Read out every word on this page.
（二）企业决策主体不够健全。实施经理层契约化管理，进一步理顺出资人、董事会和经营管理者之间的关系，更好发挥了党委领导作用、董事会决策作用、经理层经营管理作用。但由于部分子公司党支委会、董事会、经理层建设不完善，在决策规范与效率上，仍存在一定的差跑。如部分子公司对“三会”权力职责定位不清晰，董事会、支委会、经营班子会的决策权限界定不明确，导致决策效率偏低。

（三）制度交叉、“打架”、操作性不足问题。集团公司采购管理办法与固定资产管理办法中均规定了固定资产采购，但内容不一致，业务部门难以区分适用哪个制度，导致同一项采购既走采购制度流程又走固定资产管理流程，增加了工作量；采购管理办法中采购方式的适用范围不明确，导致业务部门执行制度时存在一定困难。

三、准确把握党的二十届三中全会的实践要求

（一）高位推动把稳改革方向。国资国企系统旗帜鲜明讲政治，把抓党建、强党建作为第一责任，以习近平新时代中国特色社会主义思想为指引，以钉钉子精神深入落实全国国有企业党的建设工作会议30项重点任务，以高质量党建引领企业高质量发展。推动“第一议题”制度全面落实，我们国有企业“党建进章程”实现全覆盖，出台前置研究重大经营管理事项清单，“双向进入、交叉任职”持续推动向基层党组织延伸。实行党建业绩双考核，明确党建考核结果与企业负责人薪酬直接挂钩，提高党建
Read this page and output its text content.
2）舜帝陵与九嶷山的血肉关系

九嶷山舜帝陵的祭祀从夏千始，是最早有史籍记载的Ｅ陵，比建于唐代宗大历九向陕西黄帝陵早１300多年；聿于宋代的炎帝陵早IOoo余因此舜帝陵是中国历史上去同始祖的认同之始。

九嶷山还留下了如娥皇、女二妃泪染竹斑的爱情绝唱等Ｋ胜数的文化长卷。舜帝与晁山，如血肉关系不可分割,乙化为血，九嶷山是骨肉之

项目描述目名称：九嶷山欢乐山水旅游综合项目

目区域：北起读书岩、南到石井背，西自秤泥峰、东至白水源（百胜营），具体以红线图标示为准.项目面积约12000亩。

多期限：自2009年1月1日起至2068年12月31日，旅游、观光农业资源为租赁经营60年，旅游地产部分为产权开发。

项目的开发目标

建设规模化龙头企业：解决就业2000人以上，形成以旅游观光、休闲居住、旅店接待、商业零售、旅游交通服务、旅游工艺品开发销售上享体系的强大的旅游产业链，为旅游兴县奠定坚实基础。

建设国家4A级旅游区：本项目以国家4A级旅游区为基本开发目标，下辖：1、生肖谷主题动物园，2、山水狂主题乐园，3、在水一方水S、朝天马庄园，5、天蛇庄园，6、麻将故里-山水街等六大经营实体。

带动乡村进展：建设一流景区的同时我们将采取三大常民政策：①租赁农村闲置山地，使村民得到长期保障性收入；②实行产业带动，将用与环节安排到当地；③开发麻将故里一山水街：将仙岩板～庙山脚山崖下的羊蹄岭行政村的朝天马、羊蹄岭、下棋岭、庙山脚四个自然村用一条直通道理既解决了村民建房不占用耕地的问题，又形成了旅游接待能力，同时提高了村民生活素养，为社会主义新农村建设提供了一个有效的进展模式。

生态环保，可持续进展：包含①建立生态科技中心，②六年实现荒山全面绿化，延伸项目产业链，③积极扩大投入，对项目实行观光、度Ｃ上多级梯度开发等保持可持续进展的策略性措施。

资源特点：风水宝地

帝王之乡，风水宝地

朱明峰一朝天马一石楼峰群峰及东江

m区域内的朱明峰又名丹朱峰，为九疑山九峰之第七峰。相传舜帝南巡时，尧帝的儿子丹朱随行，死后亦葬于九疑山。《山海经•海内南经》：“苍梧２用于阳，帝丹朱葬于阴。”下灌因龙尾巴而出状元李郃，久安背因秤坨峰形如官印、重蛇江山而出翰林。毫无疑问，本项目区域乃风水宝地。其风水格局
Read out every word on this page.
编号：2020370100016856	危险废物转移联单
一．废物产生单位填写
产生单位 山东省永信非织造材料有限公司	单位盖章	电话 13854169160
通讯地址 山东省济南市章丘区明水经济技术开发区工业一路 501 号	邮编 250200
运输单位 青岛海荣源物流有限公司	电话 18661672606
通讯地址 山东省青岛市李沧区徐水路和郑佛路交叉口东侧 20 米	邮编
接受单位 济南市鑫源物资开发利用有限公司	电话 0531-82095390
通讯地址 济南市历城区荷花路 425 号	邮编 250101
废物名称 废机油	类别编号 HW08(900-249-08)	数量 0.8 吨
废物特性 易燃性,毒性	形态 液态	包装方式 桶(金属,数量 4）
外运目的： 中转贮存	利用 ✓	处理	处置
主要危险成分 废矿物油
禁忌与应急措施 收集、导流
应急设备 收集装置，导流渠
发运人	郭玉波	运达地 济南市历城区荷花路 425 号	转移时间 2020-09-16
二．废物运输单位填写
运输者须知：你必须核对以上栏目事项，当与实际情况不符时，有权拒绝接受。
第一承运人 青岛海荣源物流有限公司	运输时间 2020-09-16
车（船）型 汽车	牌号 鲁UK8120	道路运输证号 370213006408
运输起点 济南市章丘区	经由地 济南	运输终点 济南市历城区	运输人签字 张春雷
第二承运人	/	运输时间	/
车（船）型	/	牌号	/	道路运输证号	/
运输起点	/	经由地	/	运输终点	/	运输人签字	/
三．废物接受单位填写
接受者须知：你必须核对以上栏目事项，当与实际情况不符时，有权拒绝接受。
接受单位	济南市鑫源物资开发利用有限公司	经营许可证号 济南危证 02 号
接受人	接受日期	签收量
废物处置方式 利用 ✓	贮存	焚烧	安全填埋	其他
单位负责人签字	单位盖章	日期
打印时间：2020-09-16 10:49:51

______________________________

- [What is needed]: Give the listing above again, word for word.

- [Solution]:
Read out every word on this page.
（二）企业决策主体不够健全。实施经理层契约化管理，进一步理顺出资人、董事会和经营管理者之间的关系，更好发挥了党委领导作用、董事会决策作用、经理层经营管理作用。但由于部分子公司党支委会、董事会、经理层建设不完善，在决策规范与效率上，仍存在一定的差跑。如部分子公司对“三会”权力职责定位不清晰，董事会、支委会、经营班子会的决策权限界定不明确，导致决策效率偏低。

（三）制度交叉、“打架”、操作性不足问题。集团公司采购管理办法与固定资产管理办法中均规定了固定资产采购，但内容不一致，业务部门难以区分适用哪个制度，导致同一项采购既走采购制度流程又走固定资产管理流程，增加了工作量；采购管理办法中采购方式的适用范围不明确，导致业务部门执行制度时存在一定困难。

三、准确把握党的二十届三中全会的实践要求

（一）高位推动把稳改革方向。国资国企系统旗帜鲜明讲政治，把抓党建、强党建作为第一责任，以习近平新时代中国特色社会主义思想为指引，以钉钉子精神深入落实全国国有企业党的建设工作会议30项重点任务，以高质量党建引领企业高质量发展。推动“第一议题”制度全面落实，我们国有企业“党建进章程”实现全覆盖，出台前置研究重大经营管理事项清单，“双向进入、交叉任职”持续推动向基层党组织延伸。实行党建业绩双考核，明确党建考核结果与企业负责人薪酬直接挂钩，提高党建
Read this page and output its text content.
2）舜帝陵与九嶷山的血肉关系

九嶷山舜帝陵的祭祀从夏千始，是最早有史籍记载的Ｅ陵，比建于唐代宗大历九向陕西黄帝陵早１300多年；聿于宋代的炎帝陵早IOoo余因此舜帝陵是中国历史上去同始祖的认同之始。

九嶷山还留下了如娥皇、女二妃泪染竹斑的爱情绝唱等Ｋ胜数的文化长卷。舜帝与晁山，如血肉关系不可分割,乙化为血，九嶷山是骨肉之

项目描述目名称：九嶷山欢乐山水旅游综合项目

目区域：北起读书岩、南到石井背，西自秤泥峰、东至白水源（百胜营），具体以红线图标示为准.项目面积约12000亩。

多期限：自2009年1月1日起至2068年12月31日，旅游、观光农业资源为租赁经营60年，旅游地产部分为产权开发。

项目的开发目标

建设规模化龙头企业：解决就业2000人以上，形成以旅游观光、休闲居住、旅店接待、商业零售、旅游交通服务、旅游工艺品开发销售上享体系的强大的旅游产业链，为旅游兴县奠定坚实基础。

建设国家4A级旅游区：本项目以国家4A级旅游区为基本开发目标，下辖：1、生肖谷主题动物园，2、山水狂主题乐园，3、在水一方水S、朝天马庄园，5、天蛇庄园，6、麻将故里-山水街等六大经营实体。

带动乡村进展：建设一流景区的同时我们将采取三大常民政策：①租赁农村闲置山地，使村民得到长期保障性收入；②实行产业带动，将用与环节安排到当地；③开发麻将故里一山水街：将仙岩板～庙山脚山崖下的羊蹄岭行政村的朝天马、羊蹄岭、下棋岭、庙山脚四个自然村用一条直通道理既解决了村民建房不占用耕地的问题，又形成了旅游接待能力，同时提高了村民生活素养，为社会主义新农村建设提供了一个有效的进展模式。

生态环保，可持续进展：包含①建立生态科技中心，②六年实现荒山全面绿化，延伸项目产业链，③积极扩大投入，对项目实行观光、度Ｃ上多级梯度开发等保持可持续进展的策略性措施。

资源特点：风水宝地

帝王之乡，风水宝地

朱明峰一朝天马一石楼峰群峰及东江

m区域内的朱明峰又名丹朱峰，为九疑山九峰之第七峰。相传舜帝南巡时，尧帝的儿子丹朱随行，死后亦葬于九疑山。《山海经•海内南经》：“苍梧２用于阳，帝丹朱葬于阴。”下灌因龙尾巴而出状元李郃，久安背因秤坨峰形如官印、重蛇江山而出翰林。毫无疑问，本项目区域乃风水宝地。其风水格局
Read out every word on this page.
编号：2020370100016856	危险废物转移联单
一．废物产生单位填写
产生单位 山东省永信非织造材料有限公司	单位盖章	电话 13854169160
通讯地址 山东省济南市章丘区明水经济技术开发区工业一路 501 号	邮编 250200
运输单位 青岛海荣源物流有限公司	电话 18661672606
通讯地址 山东省青岛市李沧区徐水路和郑佛路交叉口东侧 20 米	邮编
接受单位 济南市鑫源物资开发利用有限公司	电话 0531-82095390
通讯地址 济南市历城区荷花路 425 号	邮编 250101
废物名称 废机油	类别编号 HW08(900-249-08)	数量 0.8 吨
废物特性 易燃性,毒性	形态 液态	包装方式 桶(金属,数量 4）
外运目的： 中转贮存	利用 ✓	处理	处置
主要危险成分 废矿物油
禁忌与应急措施 收集、导流
应急设备 收集装置，导流渠
发运人	郭玉波	运达地 济南市历城区荷花路 425 号	转移时间 2020-09-16
二．废物运输单位填写
运输者须知：你必须核对以上栏目事项，当与实际情况不符时，有权拒绝接受。
第一承运人 青岛海荣源物流有限公司	运输时间 2020-09-16
车（船）型 汽车	牌号 鲁UK8120	道路运输证号 370213006408
运输起点 济南市章丘区	经由地 济南	运输终点 济南市历城区	运输人签字 张春雷
第二承运人	/	运输时间	/
车（船）型	/	牌号	/	道路运输证号	/
运输起点	/	经由地	/	运输终点	/	运输人签字	/
三．废物接受单位填写
接受者须知：你必须核对以上栏目事项，当与实际情况不符时，有权拒绝接受。
接受单位	济南市鑫源物资开发利用有限公司	经营许可证号 济南危证 02 号
接受人	接受日期	签收量
废物处置方式 利用 ✓	贮存	焚烧	安全填埋	其他
单位负责人签字	单位盖章	日期
打印时间：2020-09-16 10:49:51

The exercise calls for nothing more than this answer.